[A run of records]
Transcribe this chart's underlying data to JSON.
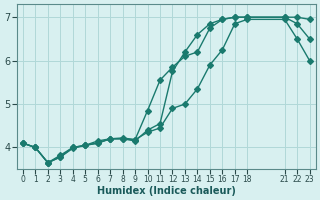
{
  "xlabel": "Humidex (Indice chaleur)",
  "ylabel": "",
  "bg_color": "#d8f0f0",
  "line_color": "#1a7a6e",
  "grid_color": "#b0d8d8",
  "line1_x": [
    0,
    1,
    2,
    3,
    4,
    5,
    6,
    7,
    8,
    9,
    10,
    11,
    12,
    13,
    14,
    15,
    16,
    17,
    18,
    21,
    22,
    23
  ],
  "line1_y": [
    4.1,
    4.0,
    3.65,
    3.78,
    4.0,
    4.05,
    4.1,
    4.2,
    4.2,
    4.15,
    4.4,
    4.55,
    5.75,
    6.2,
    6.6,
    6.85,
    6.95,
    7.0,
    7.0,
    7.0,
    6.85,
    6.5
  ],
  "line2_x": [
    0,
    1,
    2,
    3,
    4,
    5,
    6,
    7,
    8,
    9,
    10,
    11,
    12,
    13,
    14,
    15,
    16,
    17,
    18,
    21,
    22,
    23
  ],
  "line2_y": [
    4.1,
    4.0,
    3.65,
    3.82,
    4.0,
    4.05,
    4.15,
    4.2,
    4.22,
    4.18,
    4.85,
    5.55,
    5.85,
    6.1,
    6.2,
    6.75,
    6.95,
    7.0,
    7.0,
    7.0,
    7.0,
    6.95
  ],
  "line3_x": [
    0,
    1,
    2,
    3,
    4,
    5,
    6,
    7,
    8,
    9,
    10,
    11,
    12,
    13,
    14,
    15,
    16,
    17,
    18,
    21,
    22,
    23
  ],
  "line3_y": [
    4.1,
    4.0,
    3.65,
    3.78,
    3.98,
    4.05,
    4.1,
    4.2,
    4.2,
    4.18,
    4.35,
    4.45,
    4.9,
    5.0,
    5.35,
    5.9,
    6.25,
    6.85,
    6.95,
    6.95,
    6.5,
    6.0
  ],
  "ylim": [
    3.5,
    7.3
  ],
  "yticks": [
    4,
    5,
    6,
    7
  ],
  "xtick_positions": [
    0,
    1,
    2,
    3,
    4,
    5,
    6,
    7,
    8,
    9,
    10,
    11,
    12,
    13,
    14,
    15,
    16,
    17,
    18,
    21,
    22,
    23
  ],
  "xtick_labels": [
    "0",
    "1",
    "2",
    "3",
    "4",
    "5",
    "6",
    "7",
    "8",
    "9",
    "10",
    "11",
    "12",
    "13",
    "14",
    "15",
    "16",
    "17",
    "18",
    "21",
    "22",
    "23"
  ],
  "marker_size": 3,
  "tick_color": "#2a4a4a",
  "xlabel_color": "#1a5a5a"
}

STATED PROBLEM » Copy the data character for character, but drop all pictures from the copy.

IN RESPONSE »
Transcribe this chart's underlying data to JSON.
{
  "xlabel": "Humidex (Indice chaleur)",
  "ylabel": "",
  "bg_color": "#d8f0f0",
  "line_color": "#1a7a6e",
  "grid_color": "#b0d8d8",
  "line1_x": [
    0,
    1,
    2,
    3,
    4,
    5,
    6,
    7,
    8,
    9,
    10,
    11,
    12,
    13,
    14,
    15,
    16,
    17,
    18,
    21,
    22,
    23
  ],
  "line1_y": [
    4.1,
    4.0,
    3.65,
    3.78,
    4.0,
    4.05,
    4.1,
    4.2,
    4.2,
    4.15,
    4.4,
    4.55,
    5.75,
    6.2,
    6.6,
    6.85,
    6.95,
    7.0,
    7.0,
    7.0,
    6.85,
    6.5
  ],
  "line2_x": [
    0,
    1,
    2,
    3,
    4,
    5,
    6,
    7,
    8,
    9,
    10,
    11,
    12,
    13,
    14,
    15,
    16,
    17,
    18,
    21,
    22,
    23
  ],
  "line2_y": [
    4.1,
    4.0,
    3.65,
    3.82,
    4.0,
    4.05,
    4.15,
    4.2,
    4.22,
    4.18,
    4.85,
    5.55,
    5.85,
    6.1,
    6.2,
    6.75,
    6.95,
    7.0,
    7.0,
    7.0,
    7.0,
    6.95
  ],
  "line3_x": [
    0,
    1,
    2,
    3,
    4,
    5,
    6,
    7,
    8,
    9,
    10,
    11,
    12,
    13,
    14,
    15,
    16,
    17,
    18,
    21,
    22,
    23
  ],
  "line3_y": [
    4.1,
    4.0,
    3.65,
    3.78,
    3.98,
    4.05,
    4.1,
    4.2,
    4.2,
    4.18,
    4.35,
    4.45,
    4.9,
    5.0,
    5.35,
    5.9,
    6.25,
    6.85,
    6.95,
    6.95,
    6.5,
    6.0
  ],
  "ylim": [
    3.5,
    7.3
  ],
  "yticks": [
    4,
    5,
    6,
    7
  ],
  "xtick_positions": [
    0,
    1,
    2,
    3,
    4,
    5,
    6,
    7,
    8,
    9,
    10,
    11,
    12,
    13,
    14,
    15,
    16,
    17,
    18,
    21,
    22,
    23
  ],
  "xtick_labels": [
    "0",
    "1",
    "2",
    "3",
    "4",
    "5",
    "6",
    "7",
    "8",
    "9",
    "10",
    "11",
    "12",
    "13",
    "14",
    "15",
    "16",
    "17",
    "18",
    "21",
    "22",
    "23"
  ],
  "marker_size": 3,
  "tick_color": "#2a4a4a",
  "xlabel_color": "#1a5a5a"
}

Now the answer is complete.